— Exercise details —
Write out the listing below in full and exactly, leaving out every picture.
======== Given entries ========
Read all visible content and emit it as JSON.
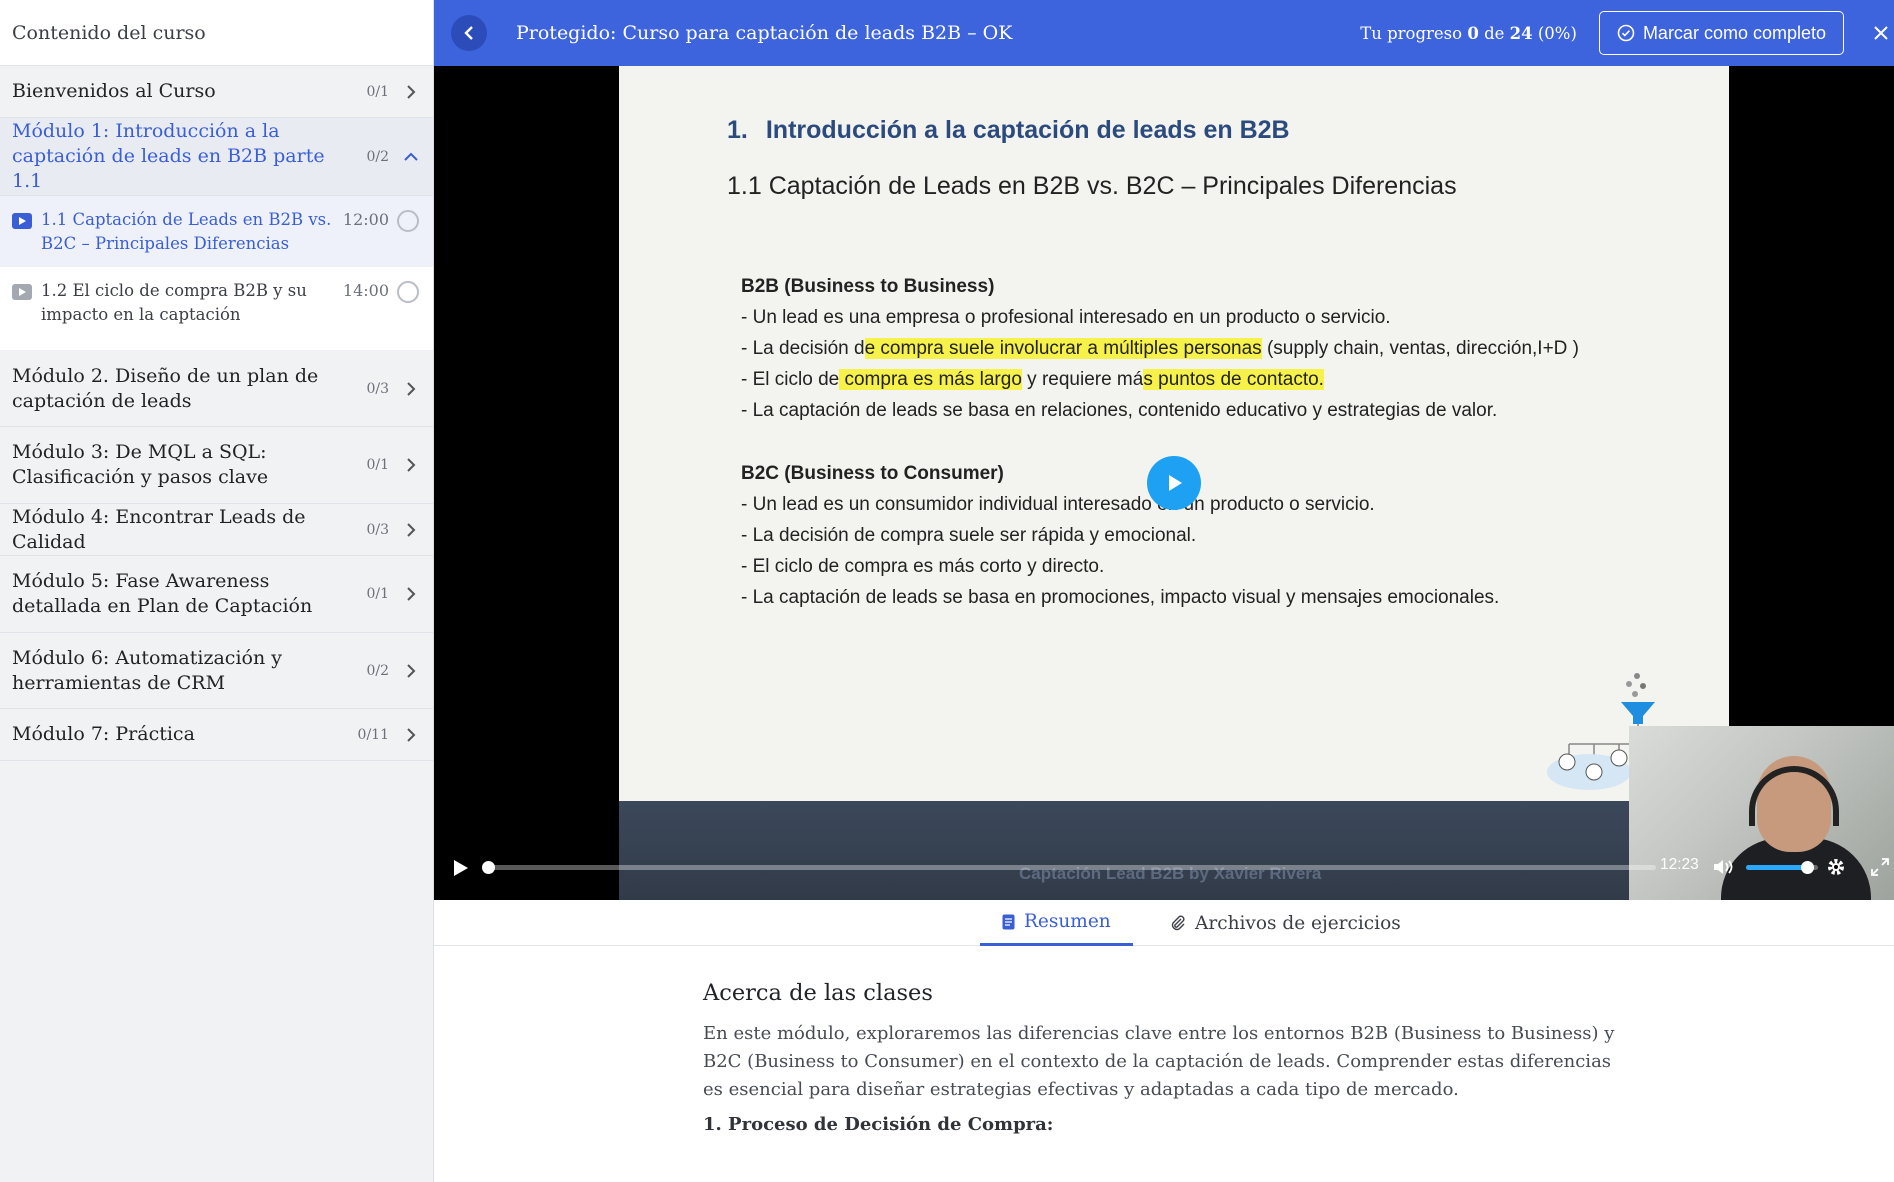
{
  "sidebar": {
    "header": "Contenido del curso",
    "sections": [
      {
        "title": "Bienvenidos al Curso",
        "count": "0/1"
      },
      {
        "title": "Módulo 1: Introducción a la captación de leads en B2B parte 1.1",
        "count": "0/2"
      },
      {
        "title": "Módulo 2. Diseño de un plan de captación de leads",
        "count": "0/3"
      },
      {
        "title": "Módulo 3: De MQL a SQL: Clasificación y pasos clave",
        "count": "0/1"
      },
      {
        "title": "Módulo 4: Encontrar Leads de Calidad",
        "count": "0/3"
      },
      {
        "title": "Módulo 5: Fase Awareness detallada en Plan de Captación",
        "count": "0/1"
      },
      {
        "title": "Módulo 6: Automatización y herramientas de CRM",
        "count": "0/2"
      },
      {
        "title": "Módulo 7: Práctica",
        "count": "0/11"
      }
    ],
    "lessons": [
      {
        "title": "1.1 Captación de Leads en B2B vs. B2C – Principales Diferencias",
        "duration": "12:00"
      },
      {
        "title": "1.2 El ciclo de compra B2B y su impacto en la captación",
        "duration": "14:00"
      }
    ]
  },
  "topbar": {
    "course_title": "Protegido: Curso para captación de leads B2B – OK",
    "progress_prefix": "Tu progreso",
    "progress_done": "0",
    "progress_of": "de",
    "progress_total": "24",
    "progress_pct": "(0%)",
    "complete_label": "Marcar como completo"
  },
  "slide": {
    "h1_num": "1.",
    "h1": "Introducción a la captación de leads en B2B",
    "h2": "1.1 Captación de Leads en B2B vs. B2C – Principales Diferencias",
    "b2b_head": "B2B (Business to Business)",
    "b2b_1": "- Un lead es una empresa o profesional interesado en un producto o servicio.",
    "b2b_2a": "- La decisión d",
    "b2b_2h": "e compra suele involucrar a múltiples personas",
    "b2b_2b": " (supply chain, ventas, dirección,I+D )",
    "b2b_3a": "- El ciclo de",
    "b2b_3h1": " compra es más largo",
    "b2b_3b": " y requiere má",
    "b2b_3h2": "s puntos de contacto.",
    "b2b_4": "- La captación de leads se basa en relaciones, contenido educativo y estrategias de valor.",
    "b2c_head": "B2C (Business to Consumer)",
    "b2c_1": "- Un lead es un consumidor individual interesado en un producto o servicio.",
    "b2c_2": "- La decisión de compra suele ser rápida y emocional.",
    "b2c_3": "- El ciclo de compra es más corto y directo.",
    "b2c_4": "- La captación de leads se basa en promociones, impacto visual y mensajes emocionales.",
    "watermark": "Captación Lead B2B by Xavier Rivera"
  },
  "player": {
    "time": "12:23",
    "seek_progress": 0.0,
    "volume": 0.85
  },
  "tabs": {
    "summary": "Resumen",
    "files": "Archivos de ejercicios"
  },
  "content": {
    "heading": "Acerca de las clases",
    "paragraph": "En este módulo, exploraremos las diferencias clave entre los entornos B2B (Business to Business) y B2C (Business to Consumer) en el contexto de la captación de leads. Comprender estas diferencias es esencial para diseñar estrategias efectivas y adaptadas a cada tipo de mercado.",
    "subheading": "1. Proceso de Decisión de Compra:"
  },
  "colors": {
    "brand": "#3d63dd",
    "accent_text": "#3a5ed6",
    "player_accent": "#1ea1f2",
    "highlight": "#f6f24a"
  }
}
========
— Task response —
Read all visible content and emit it as JSON.
{
  "sidebar": {
    "header": "Contenido del curso",
    "sections": [
      {
        "title": "Bienvenidos al Curso",
        "count": "0/1"
      },
      {
        "title": "Módulo 1: Introducción a la captación de leads en B2B parte 1.1",
        "count": "0/2"
      },
      {
        "title": "Módulo 2. Diseño de un plan de captación de leads",
        "count": "0/3"
      },
      {
        "title": "Módulo 3: De MQL a SQL: Clasificación y pasos clave",
        "count": "0/1"
      },
      {
        "title": "Módulo 4: Encontrar Leads de Calidad",
        "count": "0/3"
      },
      {
        "title": "Módulo 5: Fase Awareness detallada en Plan de Captación",
        "count": "0/1"
      },
      {
        "title": "Módulo 6: Automatización y herramientas de CRM",
        "count": "0/2"
      },
      {
        "title": "Módulo 7: Práctica",
        "count": "0/11"
      }
    ],
    "lessons": [
      {
        "title": "1.1 Captación de Leads en B2B vs. B2C – Principales Diferencias",
        "duration": "12:00"
      },
      {
        "title": "1.2 El ciclo de compra B2B y su impacto en la captación",
        "duration": "14:00"
      }
    ]
  },
  "topbar": {
    "course_title": "Protegido: Curso para captación de leads B2B – OK",
    "progress_prefix": "Tu progreso",
    "progress_done": "0",
    "progress_of": "de",
    "progress_total": "24",
    "progress_pct": "(0%)",
    "complete_label": "Marcar como completo"
  },
  "slide": {
    "h1_num": "1.",
    "h1": "Introducción a la captación de leads en B2B",
    "h2": "1.1 Captación de Leads en B2B vs. B2C – Principales Diferencias",
    "b2b_head": "B2B (Business to Business)",
    "b2b_1": "- Un lead es una empresa o profesional interesado en un producto o servicio.",
    "b2b_2a": "- La decisión d",
    "b2b_2h": "e compra suele involucrar a múltiples personas",
    "b2b_2b": " (supply chain, ventas, dirección,I+D )",
    "b2b_3a": "- El ciclo de",
    "b2b_3h1": " compra es más largo",
    "b2b_3b": " y requiere má",
    "b2b_3h2": "s puntos de contacto.",
    "b2b_4": "- La captación de leads se basa en relaciones, contenido educativo y estrategias de valor.",
    "b2c_head": "B2C (Business to Consumer)",
    "b2c_1": "- Un lead es un consumidor individual interesado en un producto o servicio.",
    "b2c_2": "- La decisión de compra suele ser rápida y emocional.",
    "b2c_3": "- El ciclo de compra es más corto y directo.",
    "b2c_4": "- La captación de leads se basa en promociones, impacto visual y mensajes emocionales.",
    "watermark": "Captación Lead B2B by Xavier Rivera"
  },
  "player": {
    "time": "12:23",
    "seek_progress": 0.0,
    "volume": 0.85
  },
  "tabs": {
    "summary": "Resumen",
    "files": "Archivos de ejercicios"
  },
  "content": {
    "heading": "Acerca de las clases",
    "paragraph": "En este módulo, exploraremos las diferencias clave entre los entornos B2B (Business to Business) y B2C (Business to Consumer) en el contexto de la captación de leads. Comprender estas diferencias es esencial para diseñar estrategias efectivas y adaptadas a cada tipo de mercado.",
    "subheading": "1. Proceso de Decisión de Compra:"
  },
  "colors": {
    "brand": "#3d63dd",
    "accent_text": "#3a5ed6",
    "player_accent": "#1ea1f2",
    "highlight": "#f6f24a"
  }
}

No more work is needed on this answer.